*Given entries*
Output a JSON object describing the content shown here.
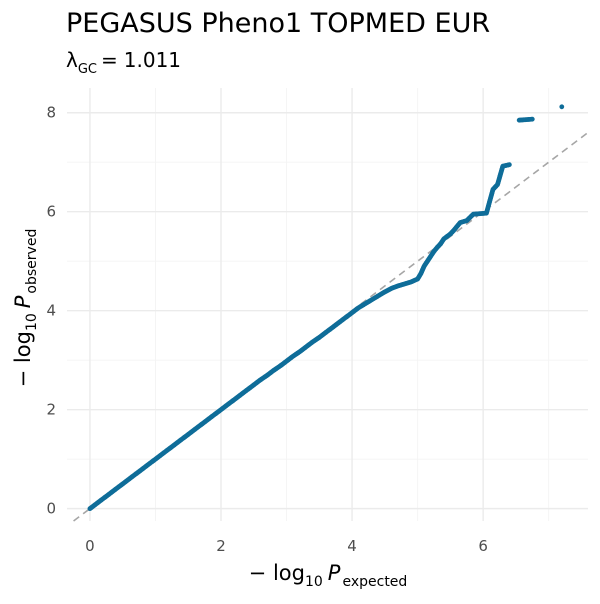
{
  "chart_data": {
    "type": "scatter",
    "title": "PEGASUS Pheno1 TOPMED EUR",
    "subtitle": {
      "lambda_symbol": "λ",
      "lambda_subscript": "GC",
      "equals": "=",
      "value": "1.011"
    },
    "xlabel": {
      "prefix": "− log",
      "base": "10",
      "variable": "P",
      "subscript": "expected"
    },
    "ylabel": {
      "prefix": "− log",
      "base": "10",
      "variable": "P",
      "subscript": "observed"
    },
    "xlim": [
      -0.35,
      7.6
    ],
    "ylim": [
      -0.25,
      8.5
    ],
    "x_ticks": [
      0,
      2,
      4,
      6
    ],
    "y_ticks": [
      0,
      2,
      4,
      6,
      8
    ],
    "x_tick_labels": [
      "0",
      "2",
      "4",
      "6"
    ],
    "y_tick_labels": [
      "0",
      "2",
      "4",
      "6",
      "8"
    ],
    "grid": true,
    "point_color": "#0f6d99",
    "reference_line": {
      "slope": 1,
      "intercept": 0,
      "color": "#a6a6a6",
      "style": "dashed"
    },
    "series": [
      {
        "points": [
          [
            0.0,
            0.0
          ],
          [
            0.05,
            0.05
          ],
          [
            0.1,
            0.1
          ],
          [
            0.15,
            0.15
          ],
          [
            0.2,
            0.2
          ],
          [
            0.3,
            0.3
          ],
          [
            0.4,
            0.4
          ],
          [
            0.5,
            0.5
          ],
          [
            0.6,
            0.6
          ],
          [
            0.7,
            0.7
          ],
          [
            0.8,
            0.8
          ],
          [
            0.9,
            0.9
          ],
          [
            1.0,
            1.0
          ],
          [
            1.1,
            1.1
          ],
          [
            1.2,
            1.2
          ],
          [
            1.3,
            1.3
          ],
          [
            1.4,
            1.4
          ],
          [
            1.5,
            1.5
          ],
          [
            1.6,
            1.6
          ],
          [
            1.7,
            1.7
          ],
          [
            1.8,
            1.8
          ],
          [
            1.9,
            1.9
          ],
          [
            2.0,
            2.0
          ],
          [
            2.1,
            2.1
          ],
          [
            2.2,
            2.2
          ],
          [
            2.3,
            2.3
          ],
          [
            2.4,
            2.4
          ],
          [
            2.5,
            2.5
          ],
          [
            2.6,
            2.6
          ],
          [
            2.7,
            2.69
          ],
          [
            2.8,
            2.79
          ],
          [
            2.9,
            2.88
          ],
          [
            3.0,
            2.98
          ],
          [
            3.1,
            3.08
          ],
          [
            3.2,
            3.17
          ],
          [
            3.3,
            3.27
          ],
          [
            3.4,
            3.37
          ],
          [
            3.5,
            3.46
          ],
          [
            3.6,
            3.56
          ],
          [
            3.7,
            3.66
          ],
          [
            3.8,
            3.76
          ],
          [
            3.9,
            3.86
          ],
          [
            4.0,
            3.96
          ],
          [
            4.1,
            4.06
          ],
          [
            4.2,
            4.14
          ],
          [
            4.3,
            4.22
          ],
          [
            4.4,
            4.3
          ],
          [
            4.5,
            4.38
          ],
          [
            4.6,
            4.45
          ],
          [
            4.7,
            4.5
          ],
          [
            4.8,
            4.54
          ],
          [
            4.9,
            4.58
          ],
          [
            5.0,
            4.64
          ],
          [
            5.05,
            4.75
          ],
          [
            5.1,
            4.9
          ],
          [
            5.15,
            5.0
          ],
          [
            5.2,
            5.1
          ],
          [
            5.25,
            5.2
          ],
          [
            5.3,
            5.28
          ],
          [
            5.35,
            5.35
          ],
          [
            5.4,
            5.45
          ],
          [
            5.45,
            5.5
          ],
          [
            5.5,
            5.55
          ],
          [
            5.55,
            5.62
          ],
          [
            5.6,
            5.7
          ],
          [
            5.65,
            5.78
          ],
          [
            5.7,
            5.8
          ],
          [
            5.75,
            5.82
          ],
          [
            5.85,
            5.95
          ],
          [
            5.95,
            5.96
          ],
          [
            6.05,
            5.97
          ],
          [
            6.15,
            6.45
          ],
          [
            6.22,
            6.55
          ],
          [
            6.3,
            6.92
          ],
          [
            6.4,
            6.95
          ],
          [
            6.55,
            7.85
          ],
          [
            6.75,
            7.87
          ],
          [
            7.2,
            8.12
          ]
        ]
      }
    ]
  }
}
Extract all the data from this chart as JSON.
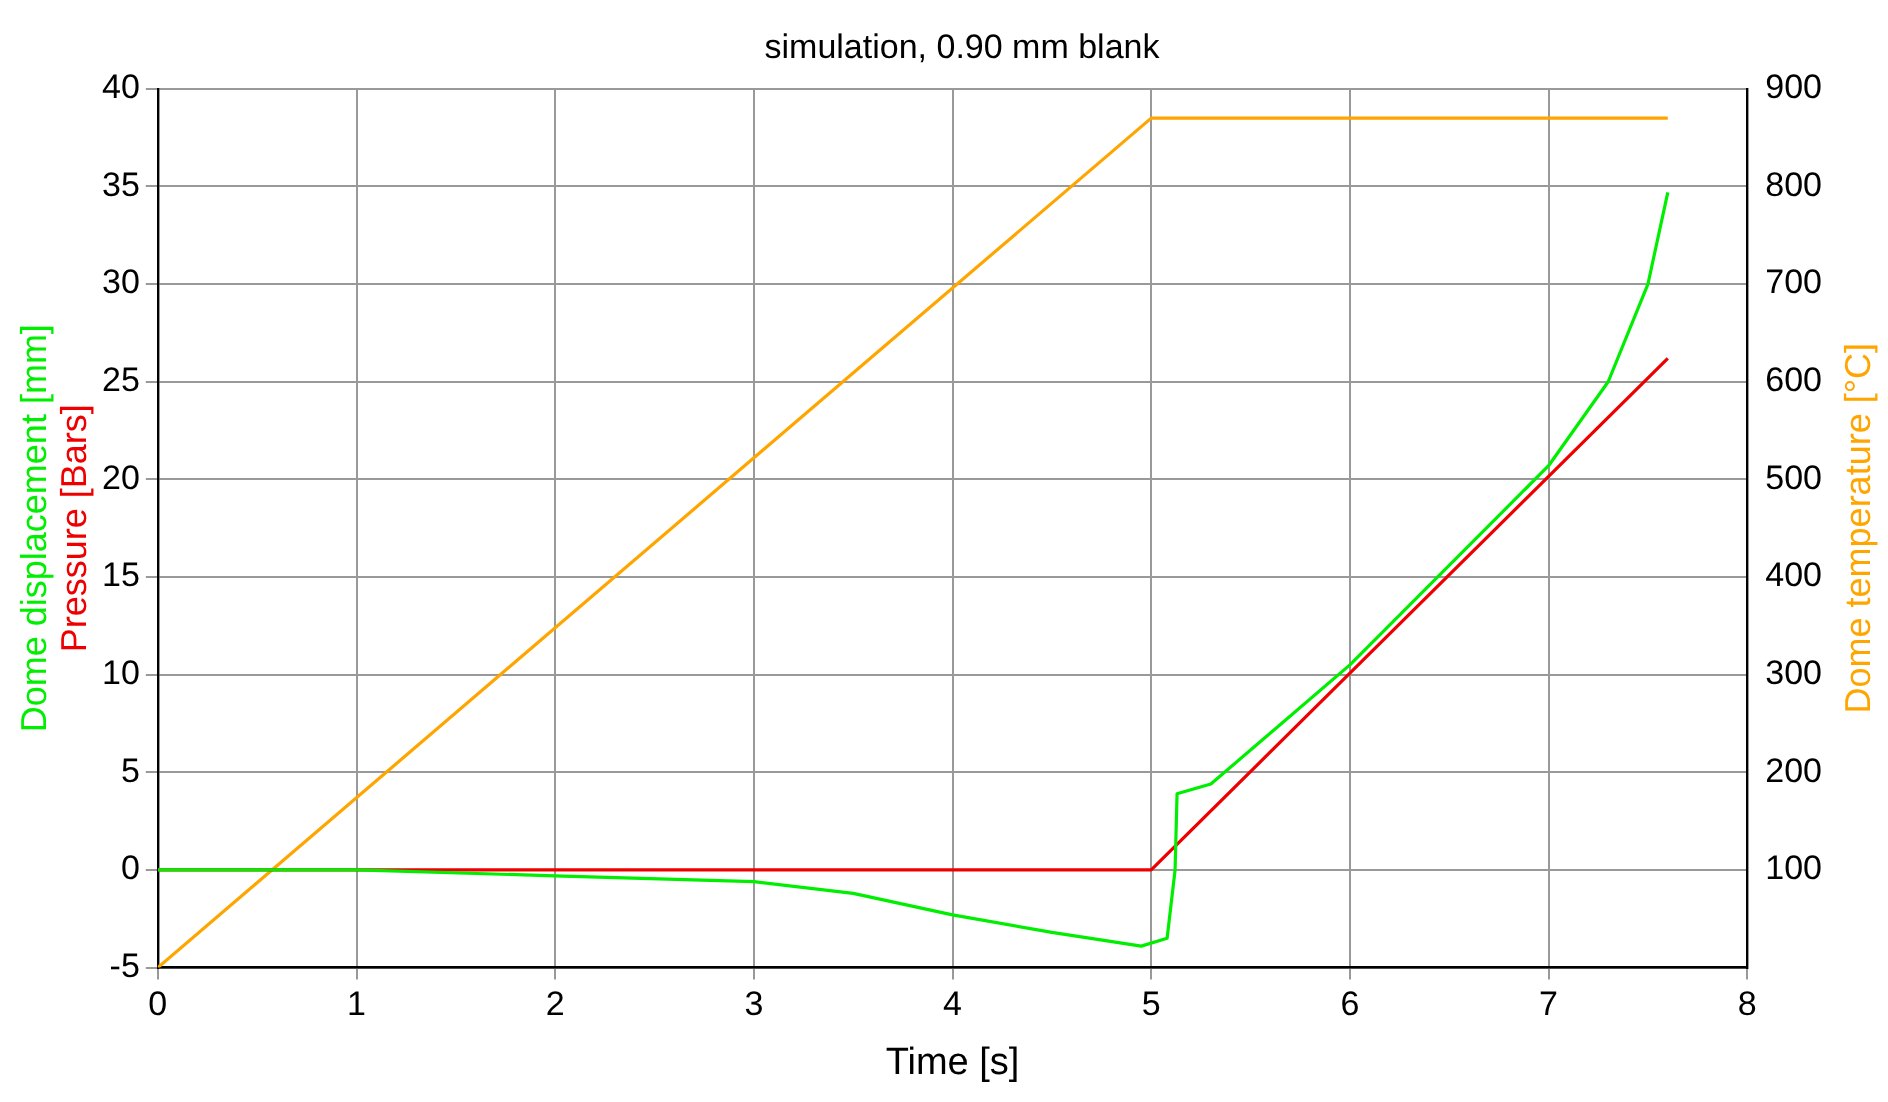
{
  "chart_data": {
    "type": "line",
    "title": "simulation, 0.90 mm blank",
    "xlabel": "Time [s]",
    "xlim": [
      0,
      8
    ],
    "xticks": [
      0,
      1,
      2,
      3,
      4,
      5,
      6,
      7,
      8
    ],
    "ylim": [
      -5,
      40
    ],
    "yticks": [
      -5,
      0,
      5,
      10,
      15,
      20,
      25,
      30,
      35,
      40
    ],
    "y2lim": [
      0,
      900
    ],
    "y2ticks": [
      100,
      200,
      300,
      400,
      500,
      600,
      700,
      800,
      900
    ],
    "grid": true,
    "legend": false,
    "line_style": "solid",
    "marker": "none",
    "series": [
      {
        "name": "Dome displacement [mm]",
        "color": "#00ee00",
        "x": [
          0,
          1,
          2,
          3,
          3.5,
          4,
          4.5,
          4.95,
          5.08,
          5.12,
          5.13,
          5.3,
          6,
          7,
          7.3,
          7.5,
          7.6
        ],
        "values": [
          0,
          0,
          -0.3,
          -0.6,
          -1.2,
          -2.3,
          -3.2,
          -3.9,
          -3.5,
          0,
          3.9,
          4.4,
          10.5,
          20.7,
          25,
          30,
          34.7
        ]
      },
      {
        "name": "Pressure [Bars]",
        "color": "#ee0000",
        "x": [
          0,
          5,
          7.6
        ],
        "values": [
          0,
          0,
          26.2
        ]
      },
      {
        "name": "Dome temperature [°C]",
        "color": "#ffa500",
        "axis": "y2",
        "x": [
          0,
          5,
          7.6
        ],
        "values": [
          0,
          870,
          870
        ]
      }
    ]
  }
}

*Request*
Retype the records exactly. Any image in them should not appear in what you write.

*Output below*
Output a JSON object describing the content shown here.
{
  "chart_data": {
    "type": "scatter",
    "title": "PEGASUS Pheno1 TOPMED EUR",
    "subtitle": {
      "lambda_symbol": "λ",
      "lambda_subscript": "GC",
      "equals": "=",
      "value": "1.011"
    },
    "xlabel": {
      "prefix": "− log",
      "base": "10",
      "variable": "P",
      "subscript": "expected"
    },
    "ylabel": {
      "prefix": "− log",
      "base": "10",
      "variable": "P",
      "subscript": "observed"
    },
    "xlim": [
      -0.35,
      7.6
    ],
    "ylim": [
      -0.25,
      8.5
    ],
    "x_ticks": [
      0,
      2,
      4,
      6
    ],
    "y_ticks": [
      0,
      2,
      4,
      6,
      8
    ],
    "x_tick_labels": [
      "0",
      "2",
      "4",
      "6"
    ],
    "y_tick_labels": [
      "0",
      "2",
      "4",
      "6",
      "8"
    ],
    "grid": true,
    "point_color": "#0f6d99",
    "reference_line": {
      "slope": 1,
      "intercept": 0,
      "color": "#a6a6a6",
      "style": "dashed"
    },
    "series": [
      {
        "points": [
          [
            0.0,
            0.0
          ],
          [
            0.05,
            0.05
          ],
          [
            0.1,
            0.1
          ],
          [
            0.15,
            0.15
          ],
          [
            0.2,
            0.2
          ],
          [
            0.3,
            0.3
          ],
          [
            0.4,
            0.4
          ],
          [
            0.5,
            0.5
          ],
          [
            0.6,
            0.6
          ],
          [
            0.7,
            0.7
          ],
          [
            0.8,
            0.8
          ],
          [
            0.9,
            0.9
          ],
          [
            1.0,
            1.0
          ],
          [
            1.1,
            1.1
          ],
          [
            1.2,
            1.2
          ],
          [
            1.3,
            1.3
          ],
          [
            1.4,
            1.4
          ],
          [
            1.5,
            1.5
          ],
          [
            1.6,
            1.6
          ],
          [
            1.7,
            1.7
          ],
          [
            1.8,
            1.8
          ],
          [
            1.9,
            1.9
          ],
          [
            2.0,
            2.0
          ],
          [
            2.1,
            2.1
          ],
          [
            2.2,
            2.2
          ],
          [
            2.3,
            2.3
          ],
          [
            2.4,
            2.4
          ],
          [
            2.5,
            2.5
          ],
          [
            2.6,
            2.6
          ],
          [
            2.7,
            2.69
          ],
          [
            2.8,
            2.79
          ],
          [
            2.9,
            2.88
          ],
          [
            3.0,
            2.98
          ],
          [
            3.1,
            3.08
          ],
          [
            3.2,
            3.17
          ],
          [
            3.3,
            3.27
          ],
          [
            3.4,
            3.37
          ],
          [
            3.5,
            3.46
          ],
          [
            3.6,
            3.56
          ],
          [
            3.7,
            3.66
          ],
          [
            3.8,
            3.76
          ],
          [
            3.9,
            3.86
          ],
          [
            4.0,
            3.96
          ],
          [
            4.1,
            4.06
          ],
          [
            4.2,
            4.14
          ],
          [
            4.3,
            4.22
          ],
          [
            4.4,
            4.3
          ],
          [
            4.5,
            4.38
          ],
          [
            4.6,
            4.45
          ],
          [
            4.7,
            4.5
          ],
          [
            4.8,
            4.54
          ],
          [
            4.9,
            4.58
          ],
          [
            5.0,
            4.64
          ],
          [
            5.05,
            4.75
          ],
          [
            5.1,
            4.9
          ],
          [
            5.15,
            5.0
          ],
          [
            5.2,
            5.1
          ],
          [
            5.25,
            5.2
          ],
          [
            5.3,
            5.28
          ],
          [
            5.35,
            5.35
          ],
          [
            5.4,
            5.45
          ],
          [
            5.45,
            5.5
          ],
          [
            5.5,
            5.55
          ],
          [
            5.55,
            5.62
          ],
          [
            5.6,
            5.7
          ],
          [
            5.65,
            5.78
          ],
          [
            5.7,
            5.8
          ],
          [
            5.75,
            5.82
          ],
          [
            5.85,
            5.95
          ],
          [
            5.95,
            5.96
          ],
          [
            6.05,
            5.97
          ],
          [
            6.15,
            6.45
          ],
          [
            6.22,
            6.55
          ],
          [
            6.3,
            6.92
          ],
          [
            6.4,
            6.95
          ],
          [
            6.55,
            7.85
          ],
          [
            6.75,
            7.87
          ],
          [
            7.2,
            8.12
          ]
        ]
      }
    ]
  }
}
Extract all the data from this chart as JSON.
{
  "chart_data": {
    "type": "line",
    "title": "simulation, 0.90 mm blank",
    "xlabel": "Time [s]",
    "xlim": [
      0,
      8
    ],
    "xticks": [
      0,
      1,
      2,
      3,
      4,
      5,
      6,
      7,
      8
    ],
    "ylim": [
      -5,
      40
    ],
    "yticks": [
      -5,
      0,
      5,
      10,
      15,
      20,
      25,
      30,
      35,
      40
    ],
    "y2lim": [
      0,
      900
    ],
    "y2ticks": [
      100,
      200,
      300,
      400,
      500,
      600,
      700,
      800,
      900
    ],
    "grid": true,
    "legend": false,
    "line_style": "solid",
    "marker": "none",
    "series": [
      {
        "name": "Dome displacement [mm]",
        "color": "#00ee00",
        "x": [
          0,
          1,
          2,
          3,
          3.5,
          4,
          4.5,
          4.95,
          5.08,
          5.12,
          5.13,
          5.3,
          6,
          7,
          7.3,
          7.5,
          7.6
        ],
        "values": [
          0,
          0,
          -0.3,
          -0.6,
          -1.2,
          -2.3,
          -3.2,
          -3.9,
          -3.5,
          0,
          3.9,
          4.4,
          10.5,
          20.7,
          25,
          30,
          34.7
        ]
      },
      {
        "name": "Pressure [Bars]",
        "color": "#ee0000",
        "x": [
          0,
          5,
          7.6
        ],
        "values": [
          0,
          0,
          26.2
        ]
      },
      {
        "name": "Dome temperature [°C]",
        "color": "#ffa500",
        "axis": "y2",
        "x": [
          0,
          5,
          7.6
        ],
        "values": [
          0,
          870,
          870
        ]
      }
    ]
  }
}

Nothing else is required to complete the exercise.